**** Extracted entries

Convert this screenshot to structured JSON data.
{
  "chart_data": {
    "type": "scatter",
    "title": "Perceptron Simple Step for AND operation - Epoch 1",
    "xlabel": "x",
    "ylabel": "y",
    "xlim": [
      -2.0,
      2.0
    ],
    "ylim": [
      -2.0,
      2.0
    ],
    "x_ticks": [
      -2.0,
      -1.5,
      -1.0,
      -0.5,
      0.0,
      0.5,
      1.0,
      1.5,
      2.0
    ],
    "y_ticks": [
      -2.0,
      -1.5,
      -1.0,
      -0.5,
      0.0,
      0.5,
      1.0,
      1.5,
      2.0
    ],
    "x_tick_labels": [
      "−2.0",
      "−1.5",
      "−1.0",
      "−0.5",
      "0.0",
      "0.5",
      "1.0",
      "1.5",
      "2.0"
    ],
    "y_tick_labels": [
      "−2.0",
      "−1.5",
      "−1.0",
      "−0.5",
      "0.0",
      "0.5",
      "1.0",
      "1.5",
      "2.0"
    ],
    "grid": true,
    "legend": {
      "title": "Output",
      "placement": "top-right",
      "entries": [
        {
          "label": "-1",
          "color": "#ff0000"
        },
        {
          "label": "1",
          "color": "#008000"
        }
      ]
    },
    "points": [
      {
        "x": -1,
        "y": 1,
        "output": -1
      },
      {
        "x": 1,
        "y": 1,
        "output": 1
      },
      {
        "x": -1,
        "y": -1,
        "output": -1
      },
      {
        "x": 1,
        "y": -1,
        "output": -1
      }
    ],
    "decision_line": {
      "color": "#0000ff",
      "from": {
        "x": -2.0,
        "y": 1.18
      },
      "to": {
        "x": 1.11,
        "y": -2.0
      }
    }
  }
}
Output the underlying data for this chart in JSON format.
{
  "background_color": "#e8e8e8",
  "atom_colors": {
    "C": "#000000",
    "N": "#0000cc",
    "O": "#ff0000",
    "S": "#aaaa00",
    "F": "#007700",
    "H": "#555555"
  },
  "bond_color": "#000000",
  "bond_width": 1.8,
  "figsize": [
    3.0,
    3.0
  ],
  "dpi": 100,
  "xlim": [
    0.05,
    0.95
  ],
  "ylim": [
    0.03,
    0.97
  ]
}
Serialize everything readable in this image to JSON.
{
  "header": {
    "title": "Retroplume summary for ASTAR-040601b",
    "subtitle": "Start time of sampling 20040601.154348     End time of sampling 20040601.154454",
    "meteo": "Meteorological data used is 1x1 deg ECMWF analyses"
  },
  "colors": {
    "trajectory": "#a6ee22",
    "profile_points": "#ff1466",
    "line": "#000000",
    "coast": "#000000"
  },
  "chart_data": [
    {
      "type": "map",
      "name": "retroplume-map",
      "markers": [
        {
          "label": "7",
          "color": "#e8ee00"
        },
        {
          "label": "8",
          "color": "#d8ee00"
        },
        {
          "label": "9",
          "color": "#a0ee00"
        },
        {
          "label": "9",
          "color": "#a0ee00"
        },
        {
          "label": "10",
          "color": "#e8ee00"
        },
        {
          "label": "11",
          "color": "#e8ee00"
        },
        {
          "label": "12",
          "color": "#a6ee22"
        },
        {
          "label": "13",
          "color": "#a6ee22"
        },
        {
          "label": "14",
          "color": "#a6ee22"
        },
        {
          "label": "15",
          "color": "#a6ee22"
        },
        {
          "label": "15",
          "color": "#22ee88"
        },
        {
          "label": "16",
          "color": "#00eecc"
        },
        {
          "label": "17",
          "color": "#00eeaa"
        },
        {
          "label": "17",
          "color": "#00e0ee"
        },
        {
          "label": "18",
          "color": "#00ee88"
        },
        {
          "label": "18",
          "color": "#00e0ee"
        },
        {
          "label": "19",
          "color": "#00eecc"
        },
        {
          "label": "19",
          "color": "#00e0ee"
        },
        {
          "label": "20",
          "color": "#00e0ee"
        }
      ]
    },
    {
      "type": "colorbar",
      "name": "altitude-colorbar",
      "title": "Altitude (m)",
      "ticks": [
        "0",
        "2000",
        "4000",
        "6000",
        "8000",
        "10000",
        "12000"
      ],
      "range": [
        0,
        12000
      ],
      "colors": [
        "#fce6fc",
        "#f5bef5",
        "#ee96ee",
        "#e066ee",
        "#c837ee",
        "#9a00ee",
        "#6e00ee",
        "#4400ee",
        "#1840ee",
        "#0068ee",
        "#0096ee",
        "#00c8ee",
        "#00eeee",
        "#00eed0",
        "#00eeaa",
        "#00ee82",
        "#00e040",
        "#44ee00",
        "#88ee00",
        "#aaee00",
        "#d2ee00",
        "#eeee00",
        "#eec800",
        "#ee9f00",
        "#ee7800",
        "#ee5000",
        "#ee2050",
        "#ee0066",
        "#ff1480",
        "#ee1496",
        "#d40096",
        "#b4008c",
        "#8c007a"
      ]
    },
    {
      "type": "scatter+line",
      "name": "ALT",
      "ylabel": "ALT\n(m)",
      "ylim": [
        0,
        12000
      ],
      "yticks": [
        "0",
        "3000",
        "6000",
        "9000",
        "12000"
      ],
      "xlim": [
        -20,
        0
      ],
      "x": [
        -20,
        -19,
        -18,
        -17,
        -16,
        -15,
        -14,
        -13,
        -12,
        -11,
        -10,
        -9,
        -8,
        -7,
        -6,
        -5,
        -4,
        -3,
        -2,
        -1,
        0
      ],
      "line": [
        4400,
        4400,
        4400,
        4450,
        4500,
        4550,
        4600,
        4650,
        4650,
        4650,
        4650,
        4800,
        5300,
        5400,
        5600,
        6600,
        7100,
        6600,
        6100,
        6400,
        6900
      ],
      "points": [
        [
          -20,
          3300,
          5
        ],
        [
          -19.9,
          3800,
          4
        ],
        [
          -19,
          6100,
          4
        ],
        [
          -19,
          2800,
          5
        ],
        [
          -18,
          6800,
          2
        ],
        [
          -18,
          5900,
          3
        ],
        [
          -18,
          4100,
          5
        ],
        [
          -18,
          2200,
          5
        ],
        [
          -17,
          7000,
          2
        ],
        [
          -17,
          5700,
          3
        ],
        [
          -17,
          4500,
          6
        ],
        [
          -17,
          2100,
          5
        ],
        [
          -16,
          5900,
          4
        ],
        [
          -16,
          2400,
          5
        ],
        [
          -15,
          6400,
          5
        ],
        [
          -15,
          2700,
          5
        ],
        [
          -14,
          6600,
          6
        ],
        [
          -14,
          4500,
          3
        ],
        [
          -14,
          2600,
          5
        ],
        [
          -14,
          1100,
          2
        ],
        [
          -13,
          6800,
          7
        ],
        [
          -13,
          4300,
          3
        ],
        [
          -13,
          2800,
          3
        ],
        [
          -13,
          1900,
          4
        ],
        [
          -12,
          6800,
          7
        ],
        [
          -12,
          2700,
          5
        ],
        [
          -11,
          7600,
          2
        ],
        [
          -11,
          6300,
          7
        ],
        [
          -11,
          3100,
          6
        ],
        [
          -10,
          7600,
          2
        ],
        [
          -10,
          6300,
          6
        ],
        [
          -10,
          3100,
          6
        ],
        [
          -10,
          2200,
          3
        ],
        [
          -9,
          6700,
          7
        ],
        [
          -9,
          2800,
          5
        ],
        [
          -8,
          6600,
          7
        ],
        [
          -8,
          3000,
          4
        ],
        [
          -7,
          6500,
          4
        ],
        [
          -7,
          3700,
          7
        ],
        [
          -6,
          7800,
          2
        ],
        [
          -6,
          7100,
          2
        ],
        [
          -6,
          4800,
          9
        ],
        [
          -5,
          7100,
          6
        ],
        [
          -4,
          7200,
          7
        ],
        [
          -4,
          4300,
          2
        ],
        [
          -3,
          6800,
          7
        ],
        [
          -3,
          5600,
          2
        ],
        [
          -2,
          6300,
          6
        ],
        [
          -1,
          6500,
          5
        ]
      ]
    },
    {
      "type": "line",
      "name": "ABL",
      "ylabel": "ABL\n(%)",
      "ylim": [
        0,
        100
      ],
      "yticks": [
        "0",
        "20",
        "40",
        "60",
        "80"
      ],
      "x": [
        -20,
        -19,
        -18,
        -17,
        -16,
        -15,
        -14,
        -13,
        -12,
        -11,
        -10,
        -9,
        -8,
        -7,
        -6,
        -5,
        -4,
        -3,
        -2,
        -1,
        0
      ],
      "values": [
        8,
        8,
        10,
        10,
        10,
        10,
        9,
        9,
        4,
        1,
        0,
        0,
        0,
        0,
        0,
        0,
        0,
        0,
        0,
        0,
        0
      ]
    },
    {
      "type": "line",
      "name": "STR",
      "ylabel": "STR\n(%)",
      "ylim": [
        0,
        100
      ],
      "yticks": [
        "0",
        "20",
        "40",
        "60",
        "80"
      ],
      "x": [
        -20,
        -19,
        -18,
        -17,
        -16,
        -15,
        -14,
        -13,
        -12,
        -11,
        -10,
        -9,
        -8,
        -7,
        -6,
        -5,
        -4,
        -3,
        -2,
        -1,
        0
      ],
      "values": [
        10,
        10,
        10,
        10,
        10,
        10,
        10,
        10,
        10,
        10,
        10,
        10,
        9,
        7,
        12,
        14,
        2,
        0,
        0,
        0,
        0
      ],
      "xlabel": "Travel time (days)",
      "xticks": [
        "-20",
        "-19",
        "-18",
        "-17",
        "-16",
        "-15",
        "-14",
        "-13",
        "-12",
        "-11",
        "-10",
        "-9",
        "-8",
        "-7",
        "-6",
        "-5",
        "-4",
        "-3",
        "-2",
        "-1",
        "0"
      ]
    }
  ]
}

********

Goal of the exercise: Which lines include the word "name"? List them all.

Correct response:
      "name": "retroplume-map",
      "name": "altitude-colorbar",
      "name": "ALT",
      "name": "ABL",
      "name": "STR",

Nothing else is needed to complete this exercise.